* **Given task**
Omit every picture and output the rest of the records exactly as they are.
···
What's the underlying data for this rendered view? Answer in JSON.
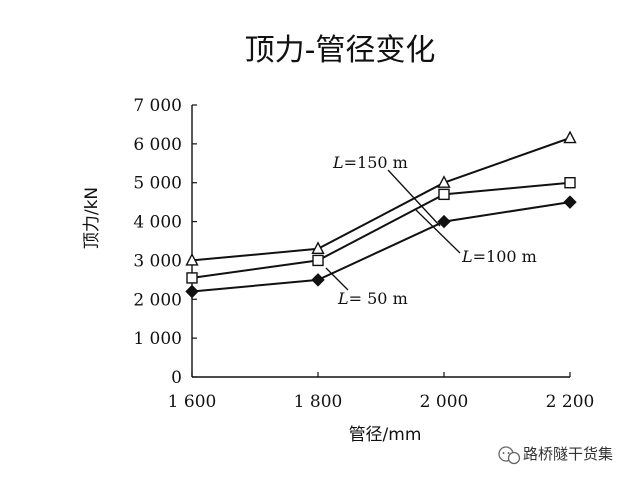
{
  "chart_data": {
    "type": "line",
    "title": "顶力-管径变化",
    "xlabel": "管径/mm",
    "ylabel": "顶力/kN",
    "x": [
      1600,
      1800,
      2000,
      2200
    ],
    "x_tick_labels": [
      "1 600",
      "1 800",
      "2 000",
      "2 200"
    ],
    "y_ticks": [
      0,
      1000,
      2000,
      3000,
      4000,
      5000,
      6000,
      7000
    ],
    "y_tick_labels": [
      "0",
      "1 000",
      "2 000",
      "3 000",
      "4 000",
      "5 000",
      "6 000",
      "7 000"
    ],
    "xlim": [
      1600,
      2200
    ],
    "ylim": [
      0,
      7000
    ],
    "grid": false,
    "series": [
      {
        "name": "L=150 m",
        "marker": "triangle",
        "values": [
          3000,
          3300,
          5000,
          6150
        ]
      },
      {
        "name": "L=100 m",
        "marker": "square",
        "values": [
          2550,
          3000,
          4700,
          5000
        ]
      },
      {
        "name": "L=50 m",
        "marker": "diamond",
        "values": [
          2200,
          2500,
          4000,
          4500
        ]
      }
    ],
    "annotations": [
      {
        "prefix": "L",
        "text": "=150 m",
        "series": 0
      },
      {
        "prefix": "L",
        "text": "=100 m",
        "series": 1
      },
      {
        "prefix": "L",
        "text": "= 50 m",
        "series": 2
      }
    ]
  },
  "watermark": {
    "text": "路桥隧干货集",
    "icon": "wechat-icon"
  }
}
···
* **In response**
What's the underlying data for this rendered view? Answer in JSON.
{
  "chart_data": {
    "type": "line",
    "title": "顶力-管径变化",
    "xlabel": "管径/mm",
    "ylabel": "顶力/kN",
    "x": [
      1600,
      1800,
      2000,
      2200
    ],
    "x_tick_labels": [
      "1 600",
      "1 800",
      "2 000",
      "2 200"
    ],
    "y_ticks": [
      0,
      1000,
      2000,
      3000,
      4000,
      5000,
      6000,
      7000
    ],
    "y_tick_labels": [
      "0",
      "1 000",
      "2 000",
      "3 000",
      "4 000",
      "5 000",
      "6 000",
      "7 000"
    ],
    "xlim": [
      1600,
      2200
    ],
    "ylim": [
      0,
      7000
    ],
    "grid": false,
    "series": [
      {
        "name": "L=150 m",
        "marker": "triangle",
        "values": [
          3000,
          3300,
          5000,
          6150
        ]
      },
      {
        "name": "L=100 m",
        "marker": "square",
        "values": [
          2550,
          3000,
          4700,
          5000
        ]
      },
      {
        "name": "L=50 m",
        "marker": "diamond",
        "values": [
          2200,
          2500,
          4000,
          4500
        ]
      }
    ],
    "annotations": [
      {
        "prefix": "L",
        "text": "=150 m",
        "series": 0
      },
      {
        "prefix": "L",
        "text": "=100 m",
        "series": 1
      },
      {
        "prefix": "L",
        "text": "= 50 m",
        "series": 2
      }
    ]
  },
  "watermark": {
    "text": "路桥隧干货集",
    "icon": "wechat-icon"
  }
}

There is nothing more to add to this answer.